[EXERCISE DIRECTIONS]
Go through the listing and copy every line word for word.
··· RECORDED INFORMATION ···
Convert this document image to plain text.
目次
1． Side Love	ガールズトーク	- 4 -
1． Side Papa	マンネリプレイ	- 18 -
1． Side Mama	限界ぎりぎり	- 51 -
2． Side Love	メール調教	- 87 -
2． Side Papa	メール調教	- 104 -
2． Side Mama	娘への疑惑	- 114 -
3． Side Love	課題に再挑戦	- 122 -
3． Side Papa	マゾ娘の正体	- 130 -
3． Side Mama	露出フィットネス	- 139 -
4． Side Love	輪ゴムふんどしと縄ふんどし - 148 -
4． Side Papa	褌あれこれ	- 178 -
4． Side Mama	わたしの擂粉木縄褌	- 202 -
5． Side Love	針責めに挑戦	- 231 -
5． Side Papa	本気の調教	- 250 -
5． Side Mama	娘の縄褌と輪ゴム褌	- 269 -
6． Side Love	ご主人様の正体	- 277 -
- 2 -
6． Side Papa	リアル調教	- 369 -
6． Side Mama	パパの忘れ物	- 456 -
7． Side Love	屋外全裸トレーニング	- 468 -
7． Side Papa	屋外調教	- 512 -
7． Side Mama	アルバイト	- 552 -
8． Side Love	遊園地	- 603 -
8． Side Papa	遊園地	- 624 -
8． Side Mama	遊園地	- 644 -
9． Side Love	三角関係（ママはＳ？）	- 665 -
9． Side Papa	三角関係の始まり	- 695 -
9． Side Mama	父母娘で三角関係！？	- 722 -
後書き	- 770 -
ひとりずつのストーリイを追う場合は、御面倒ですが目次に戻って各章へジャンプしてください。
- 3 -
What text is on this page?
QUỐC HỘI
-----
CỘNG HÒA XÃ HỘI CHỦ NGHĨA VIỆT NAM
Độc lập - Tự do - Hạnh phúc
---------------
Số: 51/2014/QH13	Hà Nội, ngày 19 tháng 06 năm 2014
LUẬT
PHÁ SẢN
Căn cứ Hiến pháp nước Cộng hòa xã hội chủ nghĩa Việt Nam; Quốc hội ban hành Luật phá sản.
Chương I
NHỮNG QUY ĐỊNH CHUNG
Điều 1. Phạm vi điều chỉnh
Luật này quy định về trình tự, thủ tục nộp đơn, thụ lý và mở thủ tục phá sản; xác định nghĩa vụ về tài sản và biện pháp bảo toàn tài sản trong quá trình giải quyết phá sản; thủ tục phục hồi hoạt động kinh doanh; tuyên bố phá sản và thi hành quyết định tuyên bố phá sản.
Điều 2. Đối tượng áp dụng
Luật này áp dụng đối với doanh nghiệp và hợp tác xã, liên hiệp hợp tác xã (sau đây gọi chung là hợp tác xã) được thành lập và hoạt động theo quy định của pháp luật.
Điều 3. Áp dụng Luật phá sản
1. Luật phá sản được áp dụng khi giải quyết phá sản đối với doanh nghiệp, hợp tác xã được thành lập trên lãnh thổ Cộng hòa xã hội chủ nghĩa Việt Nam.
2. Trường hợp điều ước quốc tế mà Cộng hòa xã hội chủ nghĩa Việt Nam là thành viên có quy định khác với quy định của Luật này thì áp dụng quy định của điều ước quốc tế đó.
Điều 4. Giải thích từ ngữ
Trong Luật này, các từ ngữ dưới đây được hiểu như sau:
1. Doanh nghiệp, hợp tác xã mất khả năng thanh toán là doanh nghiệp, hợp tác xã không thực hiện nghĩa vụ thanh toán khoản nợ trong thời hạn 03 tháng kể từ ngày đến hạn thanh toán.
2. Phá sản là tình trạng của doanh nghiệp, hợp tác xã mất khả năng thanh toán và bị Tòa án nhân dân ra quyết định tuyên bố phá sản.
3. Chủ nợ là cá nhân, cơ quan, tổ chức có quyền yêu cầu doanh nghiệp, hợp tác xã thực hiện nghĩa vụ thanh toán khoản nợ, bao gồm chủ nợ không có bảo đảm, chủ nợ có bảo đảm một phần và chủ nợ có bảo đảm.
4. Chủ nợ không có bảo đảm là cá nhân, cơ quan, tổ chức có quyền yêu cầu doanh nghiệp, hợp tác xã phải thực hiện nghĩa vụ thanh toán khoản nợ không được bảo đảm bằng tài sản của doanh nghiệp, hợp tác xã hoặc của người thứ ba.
···
[SOLUTION TO THE EXERCISE]
Convert this document image to plain text.
目次
1． Side Love	ガールズトーク	- 4 -
1． Side Papa	マンネリプレイ	- 18 -
1． Side Mama	限界ぎりぎり	- 51 -
2． Side Love	メール調教	- 87 -
2． Side Papa	メール調教	- 104 -
2． Side Mama	娘への疑惑	- 114 -
3． Side Love	課題に再挑戦	- 122 -
3． Side Papa	マゾ娘の正体	- 130 -
3． Side Mama	露出フィットネス	- 139 -
4． Side Love	輪ゴムふんどしと縄ふんどし - 148 -
4． Side Papa	褌あれこれ	- 178 -
4． Side Mama	わたしの擂粉木縄褌	- 202 -
5． Side Love	針責めに挑戦	- 231 -
5． Side Papa	本気の調教	- 250 -
5． Side Mama	娘の縄褌と輪ゴム褌	- 269 -
6． Side Love	ご主人様の正体	- 277 -
- 2 -
6． Side Papa	リアル調教	- 369 -
6． Side Mama	パパの忘れ物	- 456 -
7． Side Love	屋外全裸トレーニング	- 468 -
7． Side Papa	屋外調教	- 512 -
7． Side Mama	アルバイト	- 552 -
8． Side Love	遊園地	- 603 -
8． Side Papa	遊園地	- 624 -
8． Side Mama	遊園地	- 644 -
9． Side Love	三角関係（ママはＳ？）	- 665 -
9． Side Papa	三角関係の始まり	- 695 -
9． Side Mama	父母娘で三角関係！？	- 722 -
後書き	- 770 -
ひとりずつのストーリイを追う場合は、御面倒ですが目次に戻って各章へジャンプしてください。
- 3 -
What text is on this page?
QUỐC HỘI
-----
CỘNG HÒA XÃ HỘI CHỦ NGHĨA VIỆT NAM
Độc lập - Tự do - Hạnh phúc
---------------
Số: 51/2014/QH13	Hà Nội, ngày 19 tháng 06 năm 2014
LUẬT
PHÁ SẢN
Căn cứ Hiến pháp nước Cộng hòa xã hội chủ nghĩa Việt Nam; Quốc hội ban hành Luật phá sản.
Chương I
NHỮNG QUY ĐỊNH CHUNG
Điều 1. Phạm vi điều chỉnh
Luật này quy định về trình tự, thủ tục nộp đơn, thụ lý và mở thủ tục phá sản; xác định nghĩa vụ về tài sản và biện pháp bảo toàn tài sản trong quá trình giải quyết phá sản; thủ tục phục hồi hoạt động kinh doanh; tuyên bố phá sản và thi hành quyết định tuyên bố phá sản.
Điều 2. Đối tượng áp dụng
Luật này áp dụng đối với doanh nghiệp và hợp tác xã, liên hiệp hợp tác xã (sau đây gọi chung là hợp tác xã) được thành lập và hoạt động theo quy định của pháp luật.
Điều 3. Áp dụng Luật phá sản
1. Luật phá sản được áp dụng khi giải quyết phá sản đối với doanh nghiệp, hợp tác xã được thành lập trên lãnh thổ Cộng hòa xã hội chủ nghĩa Việt Nam.
2. Trường hợp điều ước quốc tế mà Cộng hòa xã hội chủ nghĩa Việt Nam là thành viên có quy định khác với quy định của Luật này thì áp dụng quy định của điều ước quốc tế đó.
Điều 4. Giải thích từ ngữ
Trong Luật này, các từ ngữ dưới đây được hiểu như sau:
1. Doanh nghiệp, hợp tác xã mất khả năng thanh toán là doanh nghiệp, hợp tác xã không thực hiện nghĩa vụ thanh toán khoản nợ trong thời hạn 03 tháng kể từ ngày đến hạn thanh toán.
2. Phá sản là tình trạng của doanh nghiệp, hợp tác xã mất khả năng thanh toán và bị Tòa án nhân dân ra quyết định tuyên bố phá sản.
3. Chủ nợ là cá nhân, cơ quan, tổ chức có quyền yêu cầu doanh nghiệp, hợp tác xã thực hiện nghĩa vụ thanh toán khoản nợ, bao gồm chủ nợ không có bảo đảm, chủ nợ có bảo đảm một phần và chủ nợ có bảo đảm.
4. Chủ nợ không có bảo đảm là cá nhân, cơ quan, tổ chức có quyền yêu cầu doanh nghiệp, hợp tác xã phải thực hiện nghĩa vụ thanh toán khoản nợ không được bảo đảm bằng tài sản của doanh nghiệp, hợp tác xã hoặc của người thứ ba.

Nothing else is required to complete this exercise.